--- Prompt ---
Scan the data below and report how many lines include the word "IntelligentPortfolioManagement". Nothing else is wanted.

____ Given records

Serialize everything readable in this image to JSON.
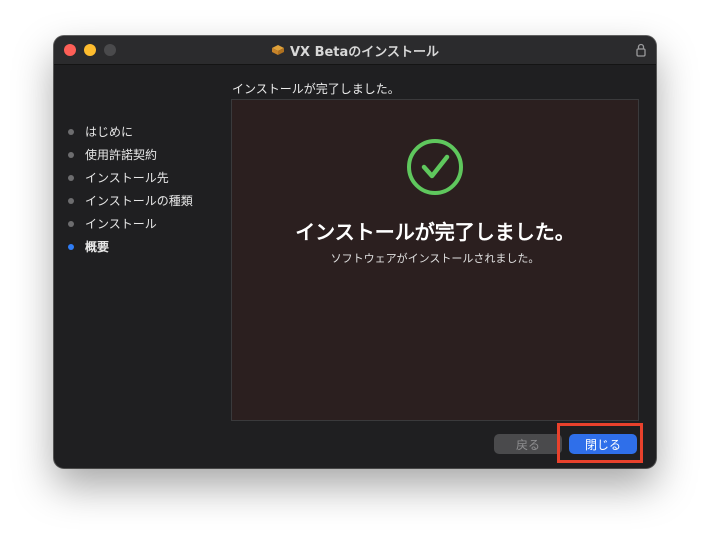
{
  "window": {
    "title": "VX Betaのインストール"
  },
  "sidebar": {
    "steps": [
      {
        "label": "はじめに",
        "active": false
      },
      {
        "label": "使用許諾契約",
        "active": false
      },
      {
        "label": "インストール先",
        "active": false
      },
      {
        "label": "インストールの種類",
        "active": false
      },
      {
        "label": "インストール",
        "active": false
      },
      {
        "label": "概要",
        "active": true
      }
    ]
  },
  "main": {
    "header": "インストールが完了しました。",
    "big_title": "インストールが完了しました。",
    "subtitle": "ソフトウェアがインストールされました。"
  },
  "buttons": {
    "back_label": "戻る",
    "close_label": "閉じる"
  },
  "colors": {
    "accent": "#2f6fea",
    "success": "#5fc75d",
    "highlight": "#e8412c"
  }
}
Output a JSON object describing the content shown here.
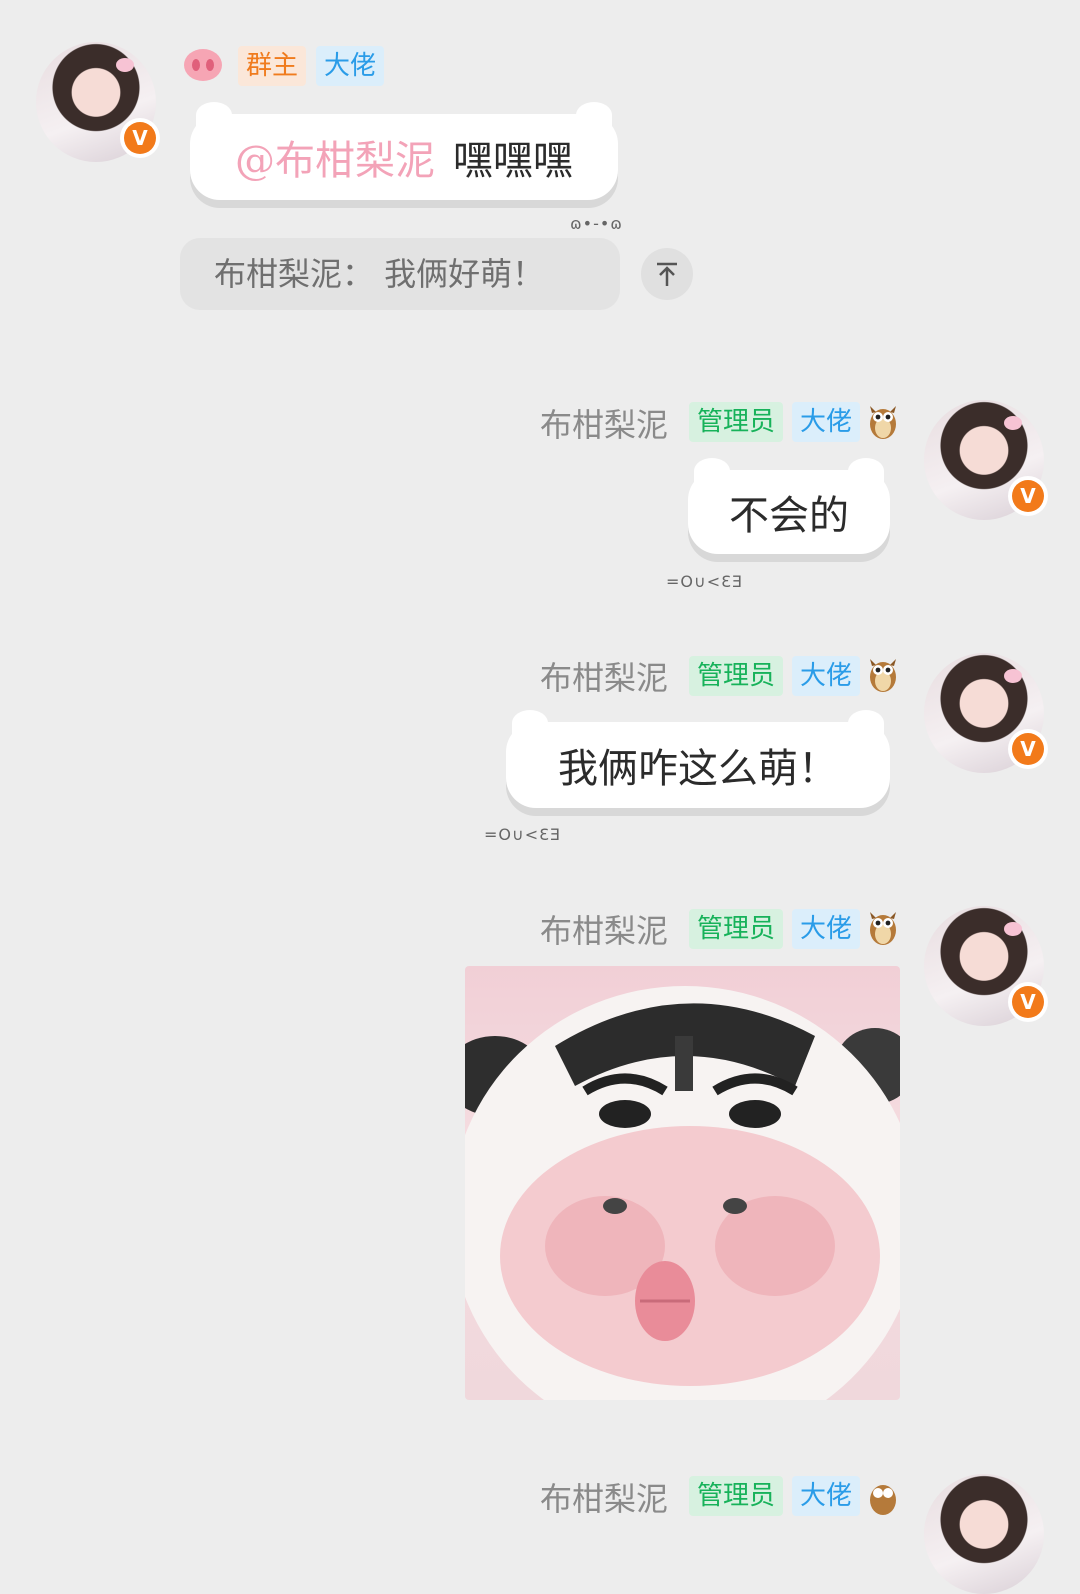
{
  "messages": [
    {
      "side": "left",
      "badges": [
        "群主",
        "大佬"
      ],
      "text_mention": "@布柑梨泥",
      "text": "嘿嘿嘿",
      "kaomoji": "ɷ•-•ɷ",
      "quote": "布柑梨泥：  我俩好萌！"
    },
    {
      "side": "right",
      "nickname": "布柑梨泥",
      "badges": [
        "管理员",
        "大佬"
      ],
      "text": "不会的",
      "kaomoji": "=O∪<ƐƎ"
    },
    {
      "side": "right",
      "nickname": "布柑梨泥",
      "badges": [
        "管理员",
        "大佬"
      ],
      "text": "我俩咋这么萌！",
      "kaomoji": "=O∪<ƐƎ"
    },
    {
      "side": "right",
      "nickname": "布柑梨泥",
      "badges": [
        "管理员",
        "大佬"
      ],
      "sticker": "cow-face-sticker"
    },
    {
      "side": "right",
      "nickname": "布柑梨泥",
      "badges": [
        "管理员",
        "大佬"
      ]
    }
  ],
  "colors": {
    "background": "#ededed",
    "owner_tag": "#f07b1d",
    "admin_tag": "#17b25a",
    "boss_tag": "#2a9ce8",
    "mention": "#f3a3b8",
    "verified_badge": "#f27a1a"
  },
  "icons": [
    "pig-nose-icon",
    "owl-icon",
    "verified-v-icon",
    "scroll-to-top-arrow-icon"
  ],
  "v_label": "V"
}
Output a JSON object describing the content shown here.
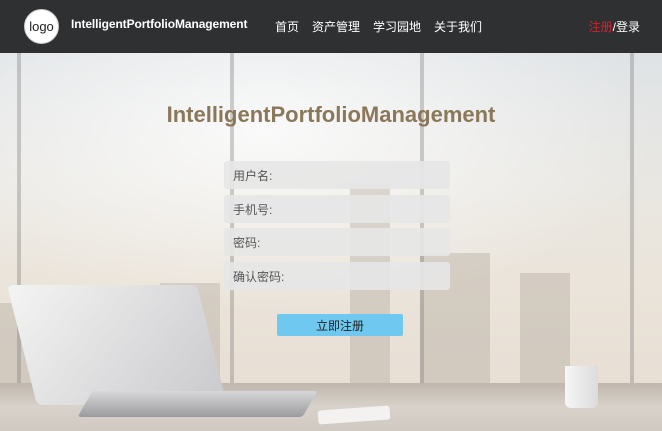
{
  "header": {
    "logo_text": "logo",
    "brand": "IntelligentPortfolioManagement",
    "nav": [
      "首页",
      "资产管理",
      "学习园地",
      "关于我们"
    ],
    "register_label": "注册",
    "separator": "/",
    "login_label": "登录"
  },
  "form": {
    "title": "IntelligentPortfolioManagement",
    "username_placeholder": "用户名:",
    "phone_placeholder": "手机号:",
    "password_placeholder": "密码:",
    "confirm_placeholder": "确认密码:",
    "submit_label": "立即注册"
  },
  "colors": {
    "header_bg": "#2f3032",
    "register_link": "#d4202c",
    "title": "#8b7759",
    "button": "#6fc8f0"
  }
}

________

--- Written response ---
2